Aim ->
Report, word for word, every line of the material that contains "JSON".

****

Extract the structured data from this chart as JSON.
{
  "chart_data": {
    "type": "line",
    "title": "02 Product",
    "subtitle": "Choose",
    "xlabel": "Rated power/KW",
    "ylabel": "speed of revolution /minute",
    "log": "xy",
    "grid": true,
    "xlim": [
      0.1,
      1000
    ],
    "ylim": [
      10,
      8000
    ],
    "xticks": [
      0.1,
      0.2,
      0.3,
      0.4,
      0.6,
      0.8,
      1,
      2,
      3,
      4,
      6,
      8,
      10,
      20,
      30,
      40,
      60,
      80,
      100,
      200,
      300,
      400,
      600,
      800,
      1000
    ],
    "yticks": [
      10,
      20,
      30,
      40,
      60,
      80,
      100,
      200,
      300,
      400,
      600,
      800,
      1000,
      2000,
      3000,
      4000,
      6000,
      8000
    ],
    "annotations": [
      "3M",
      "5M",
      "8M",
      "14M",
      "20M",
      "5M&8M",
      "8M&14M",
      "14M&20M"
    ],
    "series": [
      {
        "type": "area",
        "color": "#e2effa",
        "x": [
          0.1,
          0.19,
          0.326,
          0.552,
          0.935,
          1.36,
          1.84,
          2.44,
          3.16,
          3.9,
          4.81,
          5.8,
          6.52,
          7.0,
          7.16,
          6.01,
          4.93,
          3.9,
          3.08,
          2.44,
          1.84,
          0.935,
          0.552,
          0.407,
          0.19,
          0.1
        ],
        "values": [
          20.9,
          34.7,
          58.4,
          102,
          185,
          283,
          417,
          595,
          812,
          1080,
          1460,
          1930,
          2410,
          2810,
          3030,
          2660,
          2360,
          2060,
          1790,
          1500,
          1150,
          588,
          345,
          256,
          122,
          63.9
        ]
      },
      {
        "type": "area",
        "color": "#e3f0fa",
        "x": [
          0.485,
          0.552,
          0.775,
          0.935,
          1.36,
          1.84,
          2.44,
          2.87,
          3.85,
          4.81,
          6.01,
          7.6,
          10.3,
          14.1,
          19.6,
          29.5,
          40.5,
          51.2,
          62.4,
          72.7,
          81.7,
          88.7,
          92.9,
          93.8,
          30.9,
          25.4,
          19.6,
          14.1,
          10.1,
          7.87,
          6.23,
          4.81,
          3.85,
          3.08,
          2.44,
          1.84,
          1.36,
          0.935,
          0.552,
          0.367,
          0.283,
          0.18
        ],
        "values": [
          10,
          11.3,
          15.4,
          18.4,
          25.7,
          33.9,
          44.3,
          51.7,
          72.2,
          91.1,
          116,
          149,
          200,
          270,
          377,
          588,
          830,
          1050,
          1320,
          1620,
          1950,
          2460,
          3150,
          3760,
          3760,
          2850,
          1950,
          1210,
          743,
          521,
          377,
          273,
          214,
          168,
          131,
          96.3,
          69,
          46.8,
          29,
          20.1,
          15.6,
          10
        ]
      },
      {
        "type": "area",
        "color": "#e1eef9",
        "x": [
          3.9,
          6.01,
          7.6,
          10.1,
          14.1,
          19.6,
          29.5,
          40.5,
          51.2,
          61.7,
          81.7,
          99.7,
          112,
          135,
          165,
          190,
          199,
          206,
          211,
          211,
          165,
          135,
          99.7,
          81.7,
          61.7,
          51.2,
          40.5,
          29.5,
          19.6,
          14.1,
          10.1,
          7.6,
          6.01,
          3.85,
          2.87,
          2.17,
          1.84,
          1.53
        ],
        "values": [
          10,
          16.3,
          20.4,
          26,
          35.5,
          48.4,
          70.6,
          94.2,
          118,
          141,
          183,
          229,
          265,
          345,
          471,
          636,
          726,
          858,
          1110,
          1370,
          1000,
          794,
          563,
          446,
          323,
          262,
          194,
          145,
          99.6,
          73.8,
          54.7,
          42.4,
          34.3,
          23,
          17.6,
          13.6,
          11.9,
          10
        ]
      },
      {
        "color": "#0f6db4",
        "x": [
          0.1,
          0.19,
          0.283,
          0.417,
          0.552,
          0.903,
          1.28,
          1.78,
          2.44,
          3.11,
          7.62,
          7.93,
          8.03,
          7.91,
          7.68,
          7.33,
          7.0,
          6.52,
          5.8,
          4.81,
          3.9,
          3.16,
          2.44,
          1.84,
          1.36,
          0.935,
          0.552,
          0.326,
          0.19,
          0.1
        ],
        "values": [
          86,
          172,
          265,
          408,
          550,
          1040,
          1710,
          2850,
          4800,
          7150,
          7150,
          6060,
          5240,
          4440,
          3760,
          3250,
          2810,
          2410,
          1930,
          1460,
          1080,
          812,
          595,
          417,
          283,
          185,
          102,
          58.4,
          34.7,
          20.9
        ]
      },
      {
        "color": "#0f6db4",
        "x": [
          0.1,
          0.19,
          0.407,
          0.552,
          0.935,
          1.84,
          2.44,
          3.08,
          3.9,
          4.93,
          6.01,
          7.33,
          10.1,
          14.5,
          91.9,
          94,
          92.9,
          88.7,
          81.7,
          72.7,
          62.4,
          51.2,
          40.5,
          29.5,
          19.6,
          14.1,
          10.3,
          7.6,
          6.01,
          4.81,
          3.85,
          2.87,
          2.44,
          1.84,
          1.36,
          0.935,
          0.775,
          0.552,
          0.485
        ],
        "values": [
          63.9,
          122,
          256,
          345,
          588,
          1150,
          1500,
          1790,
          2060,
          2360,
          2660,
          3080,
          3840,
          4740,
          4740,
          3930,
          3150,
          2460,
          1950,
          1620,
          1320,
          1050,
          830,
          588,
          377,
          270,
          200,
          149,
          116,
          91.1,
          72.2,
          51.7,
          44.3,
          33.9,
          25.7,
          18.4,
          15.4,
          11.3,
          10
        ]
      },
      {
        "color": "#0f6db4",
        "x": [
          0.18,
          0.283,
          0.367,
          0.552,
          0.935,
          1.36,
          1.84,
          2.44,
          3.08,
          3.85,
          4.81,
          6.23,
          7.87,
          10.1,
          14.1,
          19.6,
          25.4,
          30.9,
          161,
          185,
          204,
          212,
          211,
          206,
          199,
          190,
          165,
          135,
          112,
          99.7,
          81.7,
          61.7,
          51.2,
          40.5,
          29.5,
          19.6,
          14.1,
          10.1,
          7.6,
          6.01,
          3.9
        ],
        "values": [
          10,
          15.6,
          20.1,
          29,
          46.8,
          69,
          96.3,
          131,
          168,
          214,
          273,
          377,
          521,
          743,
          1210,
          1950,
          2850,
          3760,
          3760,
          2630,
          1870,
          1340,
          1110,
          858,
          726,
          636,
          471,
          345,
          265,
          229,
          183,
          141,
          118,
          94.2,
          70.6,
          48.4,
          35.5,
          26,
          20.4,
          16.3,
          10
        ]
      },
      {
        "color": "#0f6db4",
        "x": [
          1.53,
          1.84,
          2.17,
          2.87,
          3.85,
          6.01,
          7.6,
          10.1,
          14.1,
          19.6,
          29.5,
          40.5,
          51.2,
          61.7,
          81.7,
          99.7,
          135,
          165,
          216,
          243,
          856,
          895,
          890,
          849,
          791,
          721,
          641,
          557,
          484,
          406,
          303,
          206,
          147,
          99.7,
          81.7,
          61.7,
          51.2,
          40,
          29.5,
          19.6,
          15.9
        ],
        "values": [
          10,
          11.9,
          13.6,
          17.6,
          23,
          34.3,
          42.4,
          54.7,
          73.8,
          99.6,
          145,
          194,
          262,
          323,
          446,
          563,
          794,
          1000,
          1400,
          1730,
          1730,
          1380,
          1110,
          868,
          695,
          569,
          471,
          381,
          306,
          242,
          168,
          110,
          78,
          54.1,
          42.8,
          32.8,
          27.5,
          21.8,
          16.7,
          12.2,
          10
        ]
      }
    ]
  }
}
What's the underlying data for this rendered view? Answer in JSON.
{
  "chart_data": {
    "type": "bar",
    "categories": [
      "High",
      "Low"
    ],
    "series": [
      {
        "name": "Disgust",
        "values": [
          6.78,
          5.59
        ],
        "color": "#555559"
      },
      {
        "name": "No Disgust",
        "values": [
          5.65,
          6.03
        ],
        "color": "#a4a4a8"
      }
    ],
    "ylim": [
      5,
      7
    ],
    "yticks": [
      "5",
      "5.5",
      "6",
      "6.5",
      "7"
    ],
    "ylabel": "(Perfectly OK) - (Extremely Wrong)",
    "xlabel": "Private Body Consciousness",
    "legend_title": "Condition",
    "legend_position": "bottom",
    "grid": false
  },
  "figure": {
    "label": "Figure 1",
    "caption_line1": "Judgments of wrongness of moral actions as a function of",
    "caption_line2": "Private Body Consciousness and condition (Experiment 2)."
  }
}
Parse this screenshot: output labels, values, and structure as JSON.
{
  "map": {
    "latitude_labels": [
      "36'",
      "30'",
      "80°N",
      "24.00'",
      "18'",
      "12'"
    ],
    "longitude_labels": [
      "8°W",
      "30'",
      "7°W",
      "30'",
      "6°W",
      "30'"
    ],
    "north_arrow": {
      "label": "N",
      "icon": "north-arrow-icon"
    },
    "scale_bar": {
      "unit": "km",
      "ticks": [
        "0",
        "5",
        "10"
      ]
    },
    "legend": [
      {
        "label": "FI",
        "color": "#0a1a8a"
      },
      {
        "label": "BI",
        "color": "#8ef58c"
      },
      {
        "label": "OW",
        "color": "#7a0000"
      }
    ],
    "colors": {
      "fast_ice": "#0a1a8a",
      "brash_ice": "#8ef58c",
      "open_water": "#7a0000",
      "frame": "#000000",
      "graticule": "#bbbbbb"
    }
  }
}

****

Exercise answer ->
Extract the structured data from this chart as JSON.
What's the underlying data for this rendered view? Answer in JSON.
Parse this screenshot: output labels, values, and structure as JSON.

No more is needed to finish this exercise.